Given task
Every line below is to be quoted exactly, with nothing added or dropped.

Data for this task
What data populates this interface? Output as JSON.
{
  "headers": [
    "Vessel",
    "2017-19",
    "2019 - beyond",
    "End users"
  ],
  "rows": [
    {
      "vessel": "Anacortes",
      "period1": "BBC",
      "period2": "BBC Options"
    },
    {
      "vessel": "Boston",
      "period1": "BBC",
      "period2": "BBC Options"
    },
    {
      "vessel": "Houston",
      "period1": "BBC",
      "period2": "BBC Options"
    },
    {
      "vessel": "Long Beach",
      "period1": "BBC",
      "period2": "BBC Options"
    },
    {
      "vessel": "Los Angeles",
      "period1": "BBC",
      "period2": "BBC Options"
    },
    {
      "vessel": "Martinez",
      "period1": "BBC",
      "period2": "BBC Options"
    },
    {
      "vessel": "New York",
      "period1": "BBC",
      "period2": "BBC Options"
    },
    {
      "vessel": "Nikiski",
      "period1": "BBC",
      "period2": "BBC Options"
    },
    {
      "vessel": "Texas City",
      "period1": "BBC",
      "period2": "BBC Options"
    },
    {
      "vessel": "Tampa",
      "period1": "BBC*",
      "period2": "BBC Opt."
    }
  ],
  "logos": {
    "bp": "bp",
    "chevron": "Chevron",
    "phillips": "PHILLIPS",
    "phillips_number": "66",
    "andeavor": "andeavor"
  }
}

Answer to the exercise
What data populates this interface? Output as JSON.
{
  "headers": [
    "Vessel",
    "2017-19",
    "2019 - beyond",
    "End users"
  ],
  "rows": [
    {
      "vessel": "Anacortes",
      "period1": "BBC",
      "period2": "BBC Options"
    },
    {
      "vessel": "Boston",
      "period1": "BBC",
      "period2": "BBC Options"
    },
    {
      "vessel": "Houston",
      "period1": "BBC",
      "period2": "BBC Options"
    },
    {
      "vessel": "Long Beach",
      "period1": "BBC",
      "period2": "BBC Options"
    },
    {
      "vessel": "Los Angeles",
      "period1": "BBC",
      "period2": "BBC Options"
    },
    {
      "vessel": "Martinez",
      "period1": "BBC",
      "period2": "BBC Options"
    },
    {
      "vessel": "New York",
      "period1": "BBC",
      "period2": "BBC Options"
    },
    {
      "vessel": "Nikiski",
      "period1": "BBC",
      "period2": "BBC Options"
    },
    {
      "vessel": "Texas City",
      "period1": "BBC",
      "period2": "BBC Options"
    },
    {
      "vessel": "Tampa",
      "period1": "BBC*",
      "period2": "BBC Opt."
    }
  ],
  "logos": {
    "bp": "bp",
    "chevron": "Chevron",
    "phillips": "PHILLIPS",
    "phillips_number": "66",
    "andeavor": "andeavor"
  }
}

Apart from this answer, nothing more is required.